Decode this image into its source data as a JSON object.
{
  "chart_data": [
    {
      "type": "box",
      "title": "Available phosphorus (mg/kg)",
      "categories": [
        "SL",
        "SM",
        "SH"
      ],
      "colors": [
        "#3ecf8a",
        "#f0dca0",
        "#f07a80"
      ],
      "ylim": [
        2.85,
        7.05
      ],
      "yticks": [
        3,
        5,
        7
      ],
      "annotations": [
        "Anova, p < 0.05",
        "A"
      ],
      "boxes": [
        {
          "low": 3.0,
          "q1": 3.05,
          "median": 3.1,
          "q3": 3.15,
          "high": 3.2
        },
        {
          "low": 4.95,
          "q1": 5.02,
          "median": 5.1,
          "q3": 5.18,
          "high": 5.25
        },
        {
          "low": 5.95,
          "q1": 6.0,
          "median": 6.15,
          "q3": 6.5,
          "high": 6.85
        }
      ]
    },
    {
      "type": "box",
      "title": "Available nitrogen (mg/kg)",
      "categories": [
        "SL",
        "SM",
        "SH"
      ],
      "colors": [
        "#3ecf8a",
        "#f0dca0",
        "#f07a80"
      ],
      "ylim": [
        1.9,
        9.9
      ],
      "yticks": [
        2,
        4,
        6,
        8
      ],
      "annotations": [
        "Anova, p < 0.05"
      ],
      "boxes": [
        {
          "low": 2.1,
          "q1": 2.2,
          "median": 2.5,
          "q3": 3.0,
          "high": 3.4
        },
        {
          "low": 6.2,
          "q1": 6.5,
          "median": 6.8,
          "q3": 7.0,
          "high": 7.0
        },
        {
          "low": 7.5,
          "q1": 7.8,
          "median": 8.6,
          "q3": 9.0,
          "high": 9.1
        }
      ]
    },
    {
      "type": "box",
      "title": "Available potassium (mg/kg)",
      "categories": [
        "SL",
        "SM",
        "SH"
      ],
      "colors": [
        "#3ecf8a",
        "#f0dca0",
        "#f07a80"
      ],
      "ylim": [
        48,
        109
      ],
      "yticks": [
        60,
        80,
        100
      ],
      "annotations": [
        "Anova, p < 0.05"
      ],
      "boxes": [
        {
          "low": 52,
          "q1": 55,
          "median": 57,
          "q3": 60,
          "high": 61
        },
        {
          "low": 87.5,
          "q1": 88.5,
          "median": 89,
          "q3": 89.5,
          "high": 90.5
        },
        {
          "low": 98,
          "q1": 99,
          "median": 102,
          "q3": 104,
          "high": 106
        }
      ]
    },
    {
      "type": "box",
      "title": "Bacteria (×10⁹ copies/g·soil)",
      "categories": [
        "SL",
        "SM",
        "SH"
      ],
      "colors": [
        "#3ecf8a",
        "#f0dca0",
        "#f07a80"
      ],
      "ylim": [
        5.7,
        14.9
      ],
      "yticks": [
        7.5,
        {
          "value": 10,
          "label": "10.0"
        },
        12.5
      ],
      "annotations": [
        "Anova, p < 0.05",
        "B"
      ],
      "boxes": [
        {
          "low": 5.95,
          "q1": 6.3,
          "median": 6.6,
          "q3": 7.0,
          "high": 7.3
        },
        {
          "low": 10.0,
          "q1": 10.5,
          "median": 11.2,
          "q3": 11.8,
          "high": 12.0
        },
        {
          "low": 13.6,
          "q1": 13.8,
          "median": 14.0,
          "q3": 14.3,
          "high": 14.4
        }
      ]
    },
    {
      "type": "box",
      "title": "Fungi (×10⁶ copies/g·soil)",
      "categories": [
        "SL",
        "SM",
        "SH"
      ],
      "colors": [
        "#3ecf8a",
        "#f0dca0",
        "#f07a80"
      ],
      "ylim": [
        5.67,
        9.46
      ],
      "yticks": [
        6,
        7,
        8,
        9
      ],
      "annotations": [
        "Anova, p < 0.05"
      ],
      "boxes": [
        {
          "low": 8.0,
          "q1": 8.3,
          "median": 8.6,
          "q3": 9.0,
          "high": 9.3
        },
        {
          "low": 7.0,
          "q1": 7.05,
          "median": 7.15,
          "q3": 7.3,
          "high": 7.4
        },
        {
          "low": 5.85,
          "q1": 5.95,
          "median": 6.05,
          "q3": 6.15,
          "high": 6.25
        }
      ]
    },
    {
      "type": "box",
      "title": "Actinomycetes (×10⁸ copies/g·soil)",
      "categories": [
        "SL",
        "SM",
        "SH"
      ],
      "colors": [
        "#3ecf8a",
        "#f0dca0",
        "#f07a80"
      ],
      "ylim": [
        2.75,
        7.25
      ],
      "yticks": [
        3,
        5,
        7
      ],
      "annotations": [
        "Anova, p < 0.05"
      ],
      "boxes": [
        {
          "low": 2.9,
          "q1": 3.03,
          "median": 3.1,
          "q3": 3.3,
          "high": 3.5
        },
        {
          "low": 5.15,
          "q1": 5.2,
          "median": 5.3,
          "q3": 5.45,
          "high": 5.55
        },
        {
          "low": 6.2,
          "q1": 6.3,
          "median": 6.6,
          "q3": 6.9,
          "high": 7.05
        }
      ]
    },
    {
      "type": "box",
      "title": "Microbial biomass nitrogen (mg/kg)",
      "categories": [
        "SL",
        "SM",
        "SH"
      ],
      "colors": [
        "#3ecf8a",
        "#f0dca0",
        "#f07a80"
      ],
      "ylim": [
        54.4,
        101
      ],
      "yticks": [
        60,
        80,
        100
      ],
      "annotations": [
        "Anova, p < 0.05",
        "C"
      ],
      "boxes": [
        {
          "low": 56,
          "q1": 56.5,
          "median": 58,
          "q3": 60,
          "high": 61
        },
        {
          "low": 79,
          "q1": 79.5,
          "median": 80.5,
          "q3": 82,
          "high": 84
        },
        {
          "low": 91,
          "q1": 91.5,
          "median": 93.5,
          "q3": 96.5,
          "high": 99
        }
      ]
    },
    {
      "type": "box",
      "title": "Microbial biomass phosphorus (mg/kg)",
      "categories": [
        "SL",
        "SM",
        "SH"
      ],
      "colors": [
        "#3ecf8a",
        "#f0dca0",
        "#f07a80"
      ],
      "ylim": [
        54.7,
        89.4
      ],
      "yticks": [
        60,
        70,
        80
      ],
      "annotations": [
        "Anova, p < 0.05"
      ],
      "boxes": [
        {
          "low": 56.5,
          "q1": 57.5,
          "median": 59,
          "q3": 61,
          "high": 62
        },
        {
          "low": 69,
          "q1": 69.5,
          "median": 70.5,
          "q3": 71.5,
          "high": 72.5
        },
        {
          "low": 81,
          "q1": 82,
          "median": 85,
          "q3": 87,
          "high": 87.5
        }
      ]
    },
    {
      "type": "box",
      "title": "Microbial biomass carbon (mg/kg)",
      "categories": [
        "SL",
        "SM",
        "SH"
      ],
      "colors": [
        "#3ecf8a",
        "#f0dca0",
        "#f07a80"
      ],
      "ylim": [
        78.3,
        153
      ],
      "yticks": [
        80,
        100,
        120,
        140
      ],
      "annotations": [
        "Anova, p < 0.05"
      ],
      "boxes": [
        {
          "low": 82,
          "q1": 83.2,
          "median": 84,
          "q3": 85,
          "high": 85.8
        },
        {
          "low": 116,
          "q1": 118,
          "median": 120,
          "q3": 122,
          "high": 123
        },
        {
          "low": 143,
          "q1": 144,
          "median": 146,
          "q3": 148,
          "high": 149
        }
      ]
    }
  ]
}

§ Directions: The lines sought are those in the data above that include the string "Available"; copy each one.

§ Answer below:
      "title": "Available phosphorus (mg/kg)",
      "title": "Available nitrogen (mg/kg)",
      "title": "Available potassium (mg/kg)",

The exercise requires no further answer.